··· INFORMATION GIVEN

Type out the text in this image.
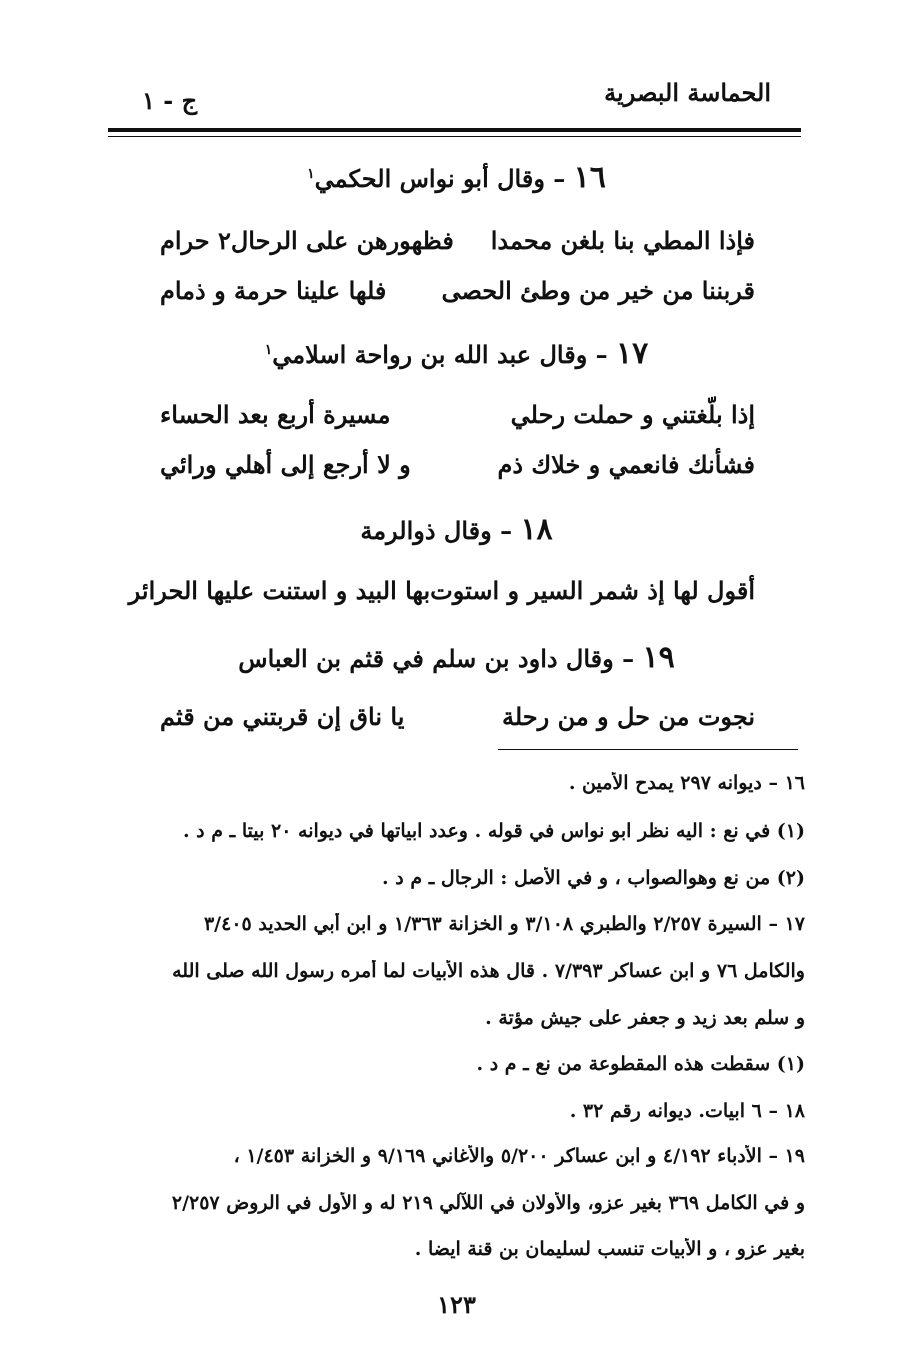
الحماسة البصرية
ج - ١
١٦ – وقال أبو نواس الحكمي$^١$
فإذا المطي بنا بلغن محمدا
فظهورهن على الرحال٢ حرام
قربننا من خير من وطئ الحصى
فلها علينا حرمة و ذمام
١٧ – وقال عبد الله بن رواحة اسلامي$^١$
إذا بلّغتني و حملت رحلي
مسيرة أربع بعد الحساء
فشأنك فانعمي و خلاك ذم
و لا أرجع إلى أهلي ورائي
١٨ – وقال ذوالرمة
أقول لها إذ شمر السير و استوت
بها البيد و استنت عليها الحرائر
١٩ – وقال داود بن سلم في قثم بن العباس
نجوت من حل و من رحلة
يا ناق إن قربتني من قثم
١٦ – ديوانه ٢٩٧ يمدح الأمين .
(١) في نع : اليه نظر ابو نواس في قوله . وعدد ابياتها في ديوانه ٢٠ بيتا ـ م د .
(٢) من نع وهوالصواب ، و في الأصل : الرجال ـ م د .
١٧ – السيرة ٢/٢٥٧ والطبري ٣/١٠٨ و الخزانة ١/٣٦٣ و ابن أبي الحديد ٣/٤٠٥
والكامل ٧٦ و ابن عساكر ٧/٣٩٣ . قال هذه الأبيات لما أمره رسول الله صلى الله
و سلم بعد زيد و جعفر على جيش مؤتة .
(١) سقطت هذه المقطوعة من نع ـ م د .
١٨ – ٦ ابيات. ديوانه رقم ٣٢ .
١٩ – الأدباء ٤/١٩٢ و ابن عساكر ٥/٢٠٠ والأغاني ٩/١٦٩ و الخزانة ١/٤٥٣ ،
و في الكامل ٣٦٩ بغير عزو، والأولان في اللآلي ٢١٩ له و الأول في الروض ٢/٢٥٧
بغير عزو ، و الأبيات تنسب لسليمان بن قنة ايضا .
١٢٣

······

## EXERCISE PROMPT:
List all lines where "الله" occurs.

## FINISHED TASK:
١٧ – وقال عبد الله بن رواحة اسلامي$^١$
والكامل ٧٦ و ابن عساكر ٧/٣٩٣ . قال هذه الأبيات لما أمره رسول الله صلى الله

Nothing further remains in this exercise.